### RECORDED INFORMATION ###

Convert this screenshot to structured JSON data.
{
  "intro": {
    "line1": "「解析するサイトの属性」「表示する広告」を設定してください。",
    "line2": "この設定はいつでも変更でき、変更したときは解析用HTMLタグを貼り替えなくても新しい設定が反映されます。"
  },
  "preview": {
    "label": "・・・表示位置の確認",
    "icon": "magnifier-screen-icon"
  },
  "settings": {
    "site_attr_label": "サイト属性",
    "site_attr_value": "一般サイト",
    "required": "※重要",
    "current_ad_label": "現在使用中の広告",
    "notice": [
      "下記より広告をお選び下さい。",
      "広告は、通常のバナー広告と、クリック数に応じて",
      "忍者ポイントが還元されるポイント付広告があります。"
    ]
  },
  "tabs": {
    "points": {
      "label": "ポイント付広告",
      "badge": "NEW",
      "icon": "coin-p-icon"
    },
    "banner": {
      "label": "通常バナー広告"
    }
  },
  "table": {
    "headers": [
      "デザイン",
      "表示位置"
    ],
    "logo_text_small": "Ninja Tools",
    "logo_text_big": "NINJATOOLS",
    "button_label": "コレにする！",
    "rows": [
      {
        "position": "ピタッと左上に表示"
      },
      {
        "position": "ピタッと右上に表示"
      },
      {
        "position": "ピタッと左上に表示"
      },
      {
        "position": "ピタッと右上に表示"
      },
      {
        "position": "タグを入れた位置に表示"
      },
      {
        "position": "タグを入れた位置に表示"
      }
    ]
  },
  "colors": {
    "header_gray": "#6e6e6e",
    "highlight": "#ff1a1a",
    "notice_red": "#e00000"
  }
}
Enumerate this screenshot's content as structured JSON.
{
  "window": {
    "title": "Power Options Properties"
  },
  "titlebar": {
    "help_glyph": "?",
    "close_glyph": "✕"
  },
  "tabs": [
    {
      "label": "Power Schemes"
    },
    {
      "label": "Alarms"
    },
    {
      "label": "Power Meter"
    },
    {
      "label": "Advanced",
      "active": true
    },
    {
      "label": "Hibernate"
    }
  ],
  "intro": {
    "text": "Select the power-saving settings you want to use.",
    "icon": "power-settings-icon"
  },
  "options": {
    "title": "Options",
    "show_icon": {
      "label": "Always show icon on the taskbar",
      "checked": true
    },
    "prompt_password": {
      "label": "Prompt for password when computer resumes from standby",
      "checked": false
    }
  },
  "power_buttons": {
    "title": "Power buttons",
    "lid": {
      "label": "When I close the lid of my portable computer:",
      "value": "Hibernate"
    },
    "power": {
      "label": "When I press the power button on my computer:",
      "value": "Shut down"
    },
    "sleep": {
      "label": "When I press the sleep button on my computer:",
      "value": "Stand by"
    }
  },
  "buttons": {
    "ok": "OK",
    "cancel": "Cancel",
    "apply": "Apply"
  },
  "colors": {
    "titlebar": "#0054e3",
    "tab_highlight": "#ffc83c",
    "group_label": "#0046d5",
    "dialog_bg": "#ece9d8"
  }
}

###

**THE TASK**
Locate the word "sleep" in the records above, and return each line that has it.

**ANSWER TO THIS EXERCISE**
    "sleep": {
      "label": "When I press the sleep button on my computer:",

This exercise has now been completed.